*Goal*. Bring together all lines of the material below that contain the string "Single".

*Dataset content*.
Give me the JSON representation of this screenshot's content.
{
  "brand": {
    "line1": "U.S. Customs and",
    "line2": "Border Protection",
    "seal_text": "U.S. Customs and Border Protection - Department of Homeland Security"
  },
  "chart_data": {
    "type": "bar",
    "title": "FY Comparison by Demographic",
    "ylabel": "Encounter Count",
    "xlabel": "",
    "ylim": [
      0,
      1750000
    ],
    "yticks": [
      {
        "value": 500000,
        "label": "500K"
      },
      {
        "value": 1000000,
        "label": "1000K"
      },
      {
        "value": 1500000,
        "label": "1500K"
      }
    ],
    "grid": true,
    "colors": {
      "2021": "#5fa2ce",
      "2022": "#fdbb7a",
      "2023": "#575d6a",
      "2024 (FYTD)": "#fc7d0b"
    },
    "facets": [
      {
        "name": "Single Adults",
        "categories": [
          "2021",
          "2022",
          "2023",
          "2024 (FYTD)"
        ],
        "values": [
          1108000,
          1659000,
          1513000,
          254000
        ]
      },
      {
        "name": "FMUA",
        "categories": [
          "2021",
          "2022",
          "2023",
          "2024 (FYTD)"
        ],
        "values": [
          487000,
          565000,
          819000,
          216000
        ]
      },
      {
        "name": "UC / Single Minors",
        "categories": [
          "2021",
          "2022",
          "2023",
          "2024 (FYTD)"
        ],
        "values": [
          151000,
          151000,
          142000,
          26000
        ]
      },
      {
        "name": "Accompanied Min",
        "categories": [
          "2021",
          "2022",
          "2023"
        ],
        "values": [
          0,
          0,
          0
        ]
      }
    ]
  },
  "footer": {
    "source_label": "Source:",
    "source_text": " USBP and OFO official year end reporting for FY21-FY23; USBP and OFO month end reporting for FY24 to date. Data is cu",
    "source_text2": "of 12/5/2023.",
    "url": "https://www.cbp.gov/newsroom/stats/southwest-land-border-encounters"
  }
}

*Solution to this problem*.
        "name": "Single Adults",
        "name": "UC / Single Minors",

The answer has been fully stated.